### Exercise details:
Review the material and extract every line in which the word "Enumerate" occurs.

### Extracted entries:
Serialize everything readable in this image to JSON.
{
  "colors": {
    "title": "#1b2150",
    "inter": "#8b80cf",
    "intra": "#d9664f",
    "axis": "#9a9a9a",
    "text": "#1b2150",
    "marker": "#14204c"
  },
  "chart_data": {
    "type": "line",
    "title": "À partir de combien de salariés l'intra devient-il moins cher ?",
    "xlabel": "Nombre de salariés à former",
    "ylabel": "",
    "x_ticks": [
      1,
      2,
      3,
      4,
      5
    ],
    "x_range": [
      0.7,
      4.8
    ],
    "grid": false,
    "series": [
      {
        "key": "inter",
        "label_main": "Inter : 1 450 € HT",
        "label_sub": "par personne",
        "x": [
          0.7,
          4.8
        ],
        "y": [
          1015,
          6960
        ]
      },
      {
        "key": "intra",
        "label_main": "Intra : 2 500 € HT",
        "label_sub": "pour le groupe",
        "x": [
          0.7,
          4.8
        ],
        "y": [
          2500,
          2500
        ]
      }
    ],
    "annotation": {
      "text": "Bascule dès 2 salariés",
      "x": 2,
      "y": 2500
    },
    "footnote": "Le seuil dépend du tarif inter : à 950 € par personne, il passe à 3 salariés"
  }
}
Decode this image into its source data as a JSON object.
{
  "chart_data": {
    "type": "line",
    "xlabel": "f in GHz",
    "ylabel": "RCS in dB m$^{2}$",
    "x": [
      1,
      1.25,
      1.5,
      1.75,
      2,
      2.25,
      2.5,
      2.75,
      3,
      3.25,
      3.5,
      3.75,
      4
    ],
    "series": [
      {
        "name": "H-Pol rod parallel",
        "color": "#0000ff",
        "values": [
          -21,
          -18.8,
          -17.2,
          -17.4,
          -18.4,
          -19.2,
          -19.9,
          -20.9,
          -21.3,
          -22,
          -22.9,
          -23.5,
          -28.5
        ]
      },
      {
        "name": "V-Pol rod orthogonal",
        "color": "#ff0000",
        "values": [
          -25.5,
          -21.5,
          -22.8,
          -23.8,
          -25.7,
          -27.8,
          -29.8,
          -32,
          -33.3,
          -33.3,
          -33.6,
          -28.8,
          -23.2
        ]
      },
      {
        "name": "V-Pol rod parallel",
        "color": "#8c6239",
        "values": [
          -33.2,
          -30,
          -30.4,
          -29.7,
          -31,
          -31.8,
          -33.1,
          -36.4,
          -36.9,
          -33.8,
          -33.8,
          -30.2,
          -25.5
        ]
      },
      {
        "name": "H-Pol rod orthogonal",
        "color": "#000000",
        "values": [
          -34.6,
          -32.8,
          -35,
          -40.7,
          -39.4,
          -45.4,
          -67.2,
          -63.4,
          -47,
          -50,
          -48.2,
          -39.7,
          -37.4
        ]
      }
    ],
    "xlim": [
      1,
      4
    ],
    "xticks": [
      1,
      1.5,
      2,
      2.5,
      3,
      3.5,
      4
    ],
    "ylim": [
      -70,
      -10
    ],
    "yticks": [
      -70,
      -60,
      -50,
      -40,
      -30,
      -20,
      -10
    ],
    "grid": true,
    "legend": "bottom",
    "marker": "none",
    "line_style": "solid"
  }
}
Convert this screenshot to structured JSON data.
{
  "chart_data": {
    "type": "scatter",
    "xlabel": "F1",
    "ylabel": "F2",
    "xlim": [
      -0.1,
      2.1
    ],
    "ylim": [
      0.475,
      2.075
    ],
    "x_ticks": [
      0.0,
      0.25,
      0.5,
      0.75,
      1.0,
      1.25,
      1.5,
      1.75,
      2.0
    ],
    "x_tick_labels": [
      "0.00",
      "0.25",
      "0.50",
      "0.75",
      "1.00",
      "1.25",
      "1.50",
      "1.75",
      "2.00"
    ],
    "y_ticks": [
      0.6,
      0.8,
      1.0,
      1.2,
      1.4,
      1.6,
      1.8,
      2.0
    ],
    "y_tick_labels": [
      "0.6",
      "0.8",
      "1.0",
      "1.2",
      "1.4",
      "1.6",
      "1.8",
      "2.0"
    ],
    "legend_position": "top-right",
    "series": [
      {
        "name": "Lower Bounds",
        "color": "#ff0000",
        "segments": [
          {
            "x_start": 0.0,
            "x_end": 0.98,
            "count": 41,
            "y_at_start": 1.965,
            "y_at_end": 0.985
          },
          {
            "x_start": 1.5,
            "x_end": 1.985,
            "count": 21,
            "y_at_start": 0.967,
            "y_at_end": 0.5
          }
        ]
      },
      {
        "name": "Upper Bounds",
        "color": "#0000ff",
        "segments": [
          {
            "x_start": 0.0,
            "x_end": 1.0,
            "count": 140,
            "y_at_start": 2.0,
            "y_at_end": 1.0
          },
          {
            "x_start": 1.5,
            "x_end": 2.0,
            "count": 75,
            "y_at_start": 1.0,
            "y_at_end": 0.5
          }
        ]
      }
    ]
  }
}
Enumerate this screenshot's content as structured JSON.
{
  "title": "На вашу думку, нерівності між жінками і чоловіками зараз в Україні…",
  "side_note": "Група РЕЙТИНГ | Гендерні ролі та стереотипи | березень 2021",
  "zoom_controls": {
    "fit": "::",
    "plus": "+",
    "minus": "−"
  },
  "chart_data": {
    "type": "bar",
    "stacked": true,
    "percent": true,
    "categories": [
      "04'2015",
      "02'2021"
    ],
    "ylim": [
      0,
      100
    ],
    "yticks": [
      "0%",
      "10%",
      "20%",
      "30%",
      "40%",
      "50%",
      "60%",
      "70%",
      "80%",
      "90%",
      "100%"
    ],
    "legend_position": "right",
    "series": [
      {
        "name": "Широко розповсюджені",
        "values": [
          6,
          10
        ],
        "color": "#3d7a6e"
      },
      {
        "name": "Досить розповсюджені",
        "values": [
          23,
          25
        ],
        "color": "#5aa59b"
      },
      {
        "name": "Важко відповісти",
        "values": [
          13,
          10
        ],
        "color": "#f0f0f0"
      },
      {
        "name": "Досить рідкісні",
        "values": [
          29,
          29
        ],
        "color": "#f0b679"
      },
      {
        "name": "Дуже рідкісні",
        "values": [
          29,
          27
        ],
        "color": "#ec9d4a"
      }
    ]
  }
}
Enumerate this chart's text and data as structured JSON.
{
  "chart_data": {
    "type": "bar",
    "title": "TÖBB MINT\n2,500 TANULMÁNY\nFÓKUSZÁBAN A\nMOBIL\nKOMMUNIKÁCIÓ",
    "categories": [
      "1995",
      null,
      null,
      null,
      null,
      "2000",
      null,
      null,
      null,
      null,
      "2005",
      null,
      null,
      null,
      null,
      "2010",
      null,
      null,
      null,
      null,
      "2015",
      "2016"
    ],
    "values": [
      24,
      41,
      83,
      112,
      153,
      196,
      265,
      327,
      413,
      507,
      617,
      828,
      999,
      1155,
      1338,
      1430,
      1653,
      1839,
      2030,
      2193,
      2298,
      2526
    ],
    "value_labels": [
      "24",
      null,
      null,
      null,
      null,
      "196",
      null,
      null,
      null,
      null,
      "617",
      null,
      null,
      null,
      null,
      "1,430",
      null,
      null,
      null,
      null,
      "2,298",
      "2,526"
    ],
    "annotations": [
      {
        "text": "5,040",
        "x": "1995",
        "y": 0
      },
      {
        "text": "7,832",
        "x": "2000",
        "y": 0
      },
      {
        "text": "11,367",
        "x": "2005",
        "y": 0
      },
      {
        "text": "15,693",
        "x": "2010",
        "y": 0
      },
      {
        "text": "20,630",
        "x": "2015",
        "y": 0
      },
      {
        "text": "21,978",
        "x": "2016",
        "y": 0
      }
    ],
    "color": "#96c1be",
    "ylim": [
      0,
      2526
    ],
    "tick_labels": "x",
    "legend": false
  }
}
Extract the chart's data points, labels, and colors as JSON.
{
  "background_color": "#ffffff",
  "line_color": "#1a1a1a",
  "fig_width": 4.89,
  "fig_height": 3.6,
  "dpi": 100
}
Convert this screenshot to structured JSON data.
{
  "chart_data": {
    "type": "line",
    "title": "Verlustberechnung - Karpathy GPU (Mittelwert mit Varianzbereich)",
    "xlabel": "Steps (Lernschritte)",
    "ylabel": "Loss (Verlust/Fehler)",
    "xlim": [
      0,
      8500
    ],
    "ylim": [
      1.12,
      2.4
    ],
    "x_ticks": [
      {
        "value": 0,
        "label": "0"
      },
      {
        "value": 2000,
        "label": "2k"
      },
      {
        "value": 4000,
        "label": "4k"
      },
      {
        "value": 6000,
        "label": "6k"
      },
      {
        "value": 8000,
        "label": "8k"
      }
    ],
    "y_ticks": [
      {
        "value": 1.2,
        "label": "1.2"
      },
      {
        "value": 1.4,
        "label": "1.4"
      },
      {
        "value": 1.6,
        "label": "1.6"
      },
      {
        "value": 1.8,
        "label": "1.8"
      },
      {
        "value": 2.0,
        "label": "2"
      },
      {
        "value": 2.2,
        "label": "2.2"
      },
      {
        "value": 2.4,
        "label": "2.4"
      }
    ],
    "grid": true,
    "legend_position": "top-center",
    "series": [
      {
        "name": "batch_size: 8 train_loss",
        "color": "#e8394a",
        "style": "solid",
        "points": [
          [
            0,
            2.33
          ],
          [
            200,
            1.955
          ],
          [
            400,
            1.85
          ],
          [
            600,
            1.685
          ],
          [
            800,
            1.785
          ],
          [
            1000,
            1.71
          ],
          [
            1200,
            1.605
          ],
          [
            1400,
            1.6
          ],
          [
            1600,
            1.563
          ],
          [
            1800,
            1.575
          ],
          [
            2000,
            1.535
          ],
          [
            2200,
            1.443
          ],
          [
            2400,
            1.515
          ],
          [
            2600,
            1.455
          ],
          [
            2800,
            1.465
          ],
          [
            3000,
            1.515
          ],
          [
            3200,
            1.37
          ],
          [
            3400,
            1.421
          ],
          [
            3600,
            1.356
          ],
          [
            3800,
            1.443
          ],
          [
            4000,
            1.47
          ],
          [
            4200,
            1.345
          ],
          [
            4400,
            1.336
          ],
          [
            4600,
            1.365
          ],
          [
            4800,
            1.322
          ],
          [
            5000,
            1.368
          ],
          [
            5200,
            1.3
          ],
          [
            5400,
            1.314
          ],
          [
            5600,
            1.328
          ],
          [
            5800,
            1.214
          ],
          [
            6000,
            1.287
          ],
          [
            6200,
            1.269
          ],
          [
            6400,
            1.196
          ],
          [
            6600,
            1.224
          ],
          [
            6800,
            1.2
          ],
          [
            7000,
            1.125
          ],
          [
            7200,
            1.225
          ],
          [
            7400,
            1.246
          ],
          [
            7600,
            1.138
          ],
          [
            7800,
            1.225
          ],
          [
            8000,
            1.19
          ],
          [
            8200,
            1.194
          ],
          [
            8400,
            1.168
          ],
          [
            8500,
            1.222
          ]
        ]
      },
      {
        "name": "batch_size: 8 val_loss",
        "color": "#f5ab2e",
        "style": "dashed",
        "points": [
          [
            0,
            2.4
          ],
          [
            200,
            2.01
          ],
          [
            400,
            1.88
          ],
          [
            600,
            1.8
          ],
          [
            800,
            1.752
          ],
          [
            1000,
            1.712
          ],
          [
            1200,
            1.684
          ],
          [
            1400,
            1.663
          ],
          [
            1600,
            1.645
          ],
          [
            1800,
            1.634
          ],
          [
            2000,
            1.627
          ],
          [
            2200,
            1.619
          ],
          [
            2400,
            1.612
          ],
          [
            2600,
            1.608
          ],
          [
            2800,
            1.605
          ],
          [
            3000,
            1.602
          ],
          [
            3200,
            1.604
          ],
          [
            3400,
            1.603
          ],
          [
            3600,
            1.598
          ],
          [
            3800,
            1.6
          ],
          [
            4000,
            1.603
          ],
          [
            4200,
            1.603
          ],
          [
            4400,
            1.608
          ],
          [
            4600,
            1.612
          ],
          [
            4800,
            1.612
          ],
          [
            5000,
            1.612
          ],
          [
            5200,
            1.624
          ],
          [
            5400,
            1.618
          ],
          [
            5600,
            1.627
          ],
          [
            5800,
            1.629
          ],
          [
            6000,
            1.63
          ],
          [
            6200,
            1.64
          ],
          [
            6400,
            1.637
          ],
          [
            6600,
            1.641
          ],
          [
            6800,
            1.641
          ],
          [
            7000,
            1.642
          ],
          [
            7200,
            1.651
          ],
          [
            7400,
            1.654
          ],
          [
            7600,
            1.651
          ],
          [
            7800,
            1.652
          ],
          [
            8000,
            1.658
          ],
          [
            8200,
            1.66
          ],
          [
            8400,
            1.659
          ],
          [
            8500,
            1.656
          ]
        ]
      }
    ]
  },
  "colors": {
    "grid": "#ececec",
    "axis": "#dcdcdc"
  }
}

### Solution to this problem:
Enumerate this screenshot's content as structured JSON.
Enumerate this chart's text and data as structured JSON.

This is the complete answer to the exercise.